| Stated problem |
Tally the lines below that contain "impetũ". The number is the whole answer.

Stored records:
begin
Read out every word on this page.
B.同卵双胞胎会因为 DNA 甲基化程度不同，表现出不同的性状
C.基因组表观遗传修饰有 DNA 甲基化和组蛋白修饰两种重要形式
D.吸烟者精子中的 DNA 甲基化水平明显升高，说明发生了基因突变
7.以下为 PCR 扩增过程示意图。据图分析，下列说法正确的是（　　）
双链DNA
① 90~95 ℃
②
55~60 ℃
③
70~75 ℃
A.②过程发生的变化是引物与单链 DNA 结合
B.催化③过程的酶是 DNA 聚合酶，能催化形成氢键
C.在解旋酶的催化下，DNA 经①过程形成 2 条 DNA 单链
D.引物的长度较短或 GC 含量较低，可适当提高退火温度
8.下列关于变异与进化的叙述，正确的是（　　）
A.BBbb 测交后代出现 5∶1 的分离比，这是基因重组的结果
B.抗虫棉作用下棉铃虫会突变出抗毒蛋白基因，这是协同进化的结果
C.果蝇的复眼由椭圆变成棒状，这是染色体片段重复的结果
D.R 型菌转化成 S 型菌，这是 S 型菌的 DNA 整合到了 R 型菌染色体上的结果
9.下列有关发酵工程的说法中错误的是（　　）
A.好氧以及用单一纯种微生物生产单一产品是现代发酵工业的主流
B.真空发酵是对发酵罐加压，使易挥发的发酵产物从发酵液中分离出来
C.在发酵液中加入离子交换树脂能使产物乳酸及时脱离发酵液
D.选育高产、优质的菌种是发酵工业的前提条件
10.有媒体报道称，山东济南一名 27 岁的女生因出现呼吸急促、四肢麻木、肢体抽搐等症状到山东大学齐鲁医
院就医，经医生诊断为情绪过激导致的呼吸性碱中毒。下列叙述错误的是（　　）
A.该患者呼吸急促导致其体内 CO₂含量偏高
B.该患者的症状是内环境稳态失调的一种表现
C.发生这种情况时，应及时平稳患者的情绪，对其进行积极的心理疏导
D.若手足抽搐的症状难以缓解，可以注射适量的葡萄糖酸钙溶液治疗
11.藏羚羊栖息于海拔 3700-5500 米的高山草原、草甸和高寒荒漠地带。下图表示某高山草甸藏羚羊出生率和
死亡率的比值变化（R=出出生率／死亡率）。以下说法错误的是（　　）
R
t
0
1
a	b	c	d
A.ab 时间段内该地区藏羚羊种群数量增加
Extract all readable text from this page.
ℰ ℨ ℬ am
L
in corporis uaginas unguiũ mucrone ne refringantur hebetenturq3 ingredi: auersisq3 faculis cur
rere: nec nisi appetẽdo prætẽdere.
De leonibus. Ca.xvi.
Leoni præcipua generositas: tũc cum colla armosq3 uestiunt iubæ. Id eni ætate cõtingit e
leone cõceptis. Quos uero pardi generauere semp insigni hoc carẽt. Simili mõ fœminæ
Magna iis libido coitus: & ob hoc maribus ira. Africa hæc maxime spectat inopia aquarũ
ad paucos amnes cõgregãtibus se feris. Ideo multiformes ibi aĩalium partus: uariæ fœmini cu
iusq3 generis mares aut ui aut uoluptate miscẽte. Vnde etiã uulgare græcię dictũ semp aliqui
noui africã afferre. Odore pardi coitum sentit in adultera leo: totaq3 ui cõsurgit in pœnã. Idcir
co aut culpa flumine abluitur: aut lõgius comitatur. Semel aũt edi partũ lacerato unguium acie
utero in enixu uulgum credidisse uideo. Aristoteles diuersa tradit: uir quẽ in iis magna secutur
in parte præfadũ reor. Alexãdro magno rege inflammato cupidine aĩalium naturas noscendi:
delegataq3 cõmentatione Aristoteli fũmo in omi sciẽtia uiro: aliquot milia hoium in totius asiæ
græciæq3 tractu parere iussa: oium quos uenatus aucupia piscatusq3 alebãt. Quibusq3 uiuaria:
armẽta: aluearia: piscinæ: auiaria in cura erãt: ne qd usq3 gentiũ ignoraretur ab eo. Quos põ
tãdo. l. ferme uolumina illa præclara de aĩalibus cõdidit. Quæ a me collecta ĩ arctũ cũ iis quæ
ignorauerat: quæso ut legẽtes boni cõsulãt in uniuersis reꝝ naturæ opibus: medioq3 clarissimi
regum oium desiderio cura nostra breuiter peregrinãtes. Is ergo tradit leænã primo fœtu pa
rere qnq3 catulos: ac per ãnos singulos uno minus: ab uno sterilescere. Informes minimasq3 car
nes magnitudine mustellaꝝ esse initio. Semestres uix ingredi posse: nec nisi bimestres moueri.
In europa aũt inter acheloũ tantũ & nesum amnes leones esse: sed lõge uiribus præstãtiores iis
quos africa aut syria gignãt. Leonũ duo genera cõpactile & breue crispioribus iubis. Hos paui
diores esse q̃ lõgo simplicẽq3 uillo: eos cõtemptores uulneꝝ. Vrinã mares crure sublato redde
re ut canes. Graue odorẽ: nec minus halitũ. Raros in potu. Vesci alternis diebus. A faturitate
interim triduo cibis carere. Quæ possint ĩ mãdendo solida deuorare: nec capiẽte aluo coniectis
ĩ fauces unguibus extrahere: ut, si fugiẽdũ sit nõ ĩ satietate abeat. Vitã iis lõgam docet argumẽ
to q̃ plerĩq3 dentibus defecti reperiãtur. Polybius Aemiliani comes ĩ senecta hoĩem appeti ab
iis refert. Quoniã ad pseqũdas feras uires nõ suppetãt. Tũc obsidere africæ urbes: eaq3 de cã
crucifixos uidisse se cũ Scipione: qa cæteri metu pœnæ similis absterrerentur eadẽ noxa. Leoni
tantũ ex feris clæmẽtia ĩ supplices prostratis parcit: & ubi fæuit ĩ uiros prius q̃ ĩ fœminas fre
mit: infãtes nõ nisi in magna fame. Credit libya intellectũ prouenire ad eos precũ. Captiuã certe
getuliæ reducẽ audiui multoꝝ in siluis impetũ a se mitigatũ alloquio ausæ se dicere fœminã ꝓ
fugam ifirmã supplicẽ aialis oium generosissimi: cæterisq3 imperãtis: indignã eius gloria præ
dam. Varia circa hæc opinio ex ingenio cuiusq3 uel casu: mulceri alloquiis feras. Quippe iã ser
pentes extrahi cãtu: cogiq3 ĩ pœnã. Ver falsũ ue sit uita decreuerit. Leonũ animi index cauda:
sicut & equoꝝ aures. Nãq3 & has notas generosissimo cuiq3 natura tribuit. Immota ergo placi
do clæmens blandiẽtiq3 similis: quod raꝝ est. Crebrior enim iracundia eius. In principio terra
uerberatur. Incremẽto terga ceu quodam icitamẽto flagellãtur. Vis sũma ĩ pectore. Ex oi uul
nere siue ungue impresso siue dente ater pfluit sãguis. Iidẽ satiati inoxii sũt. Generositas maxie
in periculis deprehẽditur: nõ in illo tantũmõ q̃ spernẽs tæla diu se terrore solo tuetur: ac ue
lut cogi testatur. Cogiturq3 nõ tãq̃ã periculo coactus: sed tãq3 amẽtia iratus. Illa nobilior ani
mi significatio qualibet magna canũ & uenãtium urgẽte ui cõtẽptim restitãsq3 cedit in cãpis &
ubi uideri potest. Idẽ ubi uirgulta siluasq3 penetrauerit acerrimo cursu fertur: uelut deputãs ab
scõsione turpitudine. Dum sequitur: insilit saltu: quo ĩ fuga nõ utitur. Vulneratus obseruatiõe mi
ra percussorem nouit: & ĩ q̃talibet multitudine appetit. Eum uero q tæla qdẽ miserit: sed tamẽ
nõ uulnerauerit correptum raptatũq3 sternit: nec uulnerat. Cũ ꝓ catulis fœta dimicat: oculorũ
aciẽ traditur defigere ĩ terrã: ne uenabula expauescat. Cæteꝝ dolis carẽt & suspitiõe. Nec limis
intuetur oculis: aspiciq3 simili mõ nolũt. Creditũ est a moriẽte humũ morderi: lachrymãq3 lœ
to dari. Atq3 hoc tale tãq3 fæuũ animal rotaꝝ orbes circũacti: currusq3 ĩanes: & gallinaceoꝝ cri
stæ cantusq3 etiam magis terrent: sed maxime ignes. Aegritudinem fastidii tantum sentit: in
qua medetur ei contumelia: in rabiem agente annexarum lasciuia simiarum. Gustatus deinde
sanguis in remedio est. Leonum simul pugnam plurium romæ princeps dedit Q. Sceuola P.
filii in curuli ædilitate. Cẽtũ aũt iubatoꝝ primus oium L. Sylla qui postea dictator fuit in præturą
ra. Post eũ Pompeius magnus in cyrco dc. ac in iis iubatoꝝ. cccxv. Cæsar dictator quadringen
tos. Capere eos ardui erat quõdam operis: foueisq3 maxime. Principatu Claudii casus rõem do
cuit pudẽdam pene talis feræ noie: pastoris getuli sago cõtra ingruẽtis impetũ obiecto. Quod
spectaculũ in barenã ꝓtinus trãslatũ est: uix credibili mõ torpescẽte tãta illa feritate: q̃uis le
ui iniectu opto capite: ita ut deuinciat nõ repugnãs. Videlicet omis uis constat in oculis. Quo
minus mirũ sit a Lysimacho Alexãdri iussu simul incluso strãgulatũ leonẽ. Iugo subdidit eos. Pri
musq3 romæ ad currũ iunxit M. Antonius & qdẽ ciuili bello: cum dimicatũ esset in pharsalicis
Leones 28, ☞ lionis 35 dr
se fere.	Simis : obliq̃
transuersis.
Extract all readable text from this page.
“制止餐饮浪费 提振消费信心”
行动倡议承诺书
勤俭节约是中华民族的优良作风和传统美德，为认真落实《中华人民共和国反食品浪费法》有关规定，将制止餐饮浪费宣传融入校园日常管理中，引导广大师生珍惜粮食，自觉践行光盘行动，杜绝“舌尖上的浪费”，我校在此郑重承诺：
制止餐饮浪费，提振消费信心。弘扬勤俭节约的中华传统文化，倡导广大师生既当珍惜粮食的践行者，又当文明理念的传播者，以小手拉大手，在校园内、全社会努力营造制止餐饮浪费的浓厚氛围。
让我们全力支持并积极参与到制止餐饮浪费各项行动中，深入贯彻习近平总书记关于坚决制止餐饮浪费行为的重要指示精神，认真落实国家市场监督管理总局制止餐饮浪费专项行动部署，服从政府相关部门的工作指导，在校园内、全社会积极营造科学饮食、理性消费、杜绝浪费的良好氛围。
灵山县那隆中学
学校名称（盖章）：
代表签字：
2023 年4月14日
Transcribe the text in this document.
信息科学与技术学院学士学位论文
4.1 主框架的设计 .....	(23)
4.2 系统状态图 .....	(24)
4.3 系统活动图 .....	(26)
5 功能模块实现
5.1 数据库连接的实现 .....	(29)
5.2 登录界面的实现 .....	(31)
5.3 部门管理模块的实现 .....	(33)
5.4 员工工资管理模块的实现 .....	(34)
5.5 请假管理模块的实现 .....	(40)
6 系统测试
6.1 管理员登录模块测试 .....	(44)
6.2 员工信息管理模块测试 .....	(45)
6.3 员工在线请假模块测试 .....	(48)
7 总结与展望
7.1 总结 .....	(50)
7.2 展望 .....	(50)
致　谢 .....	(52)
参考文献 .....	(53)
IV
end
| Final answer |
2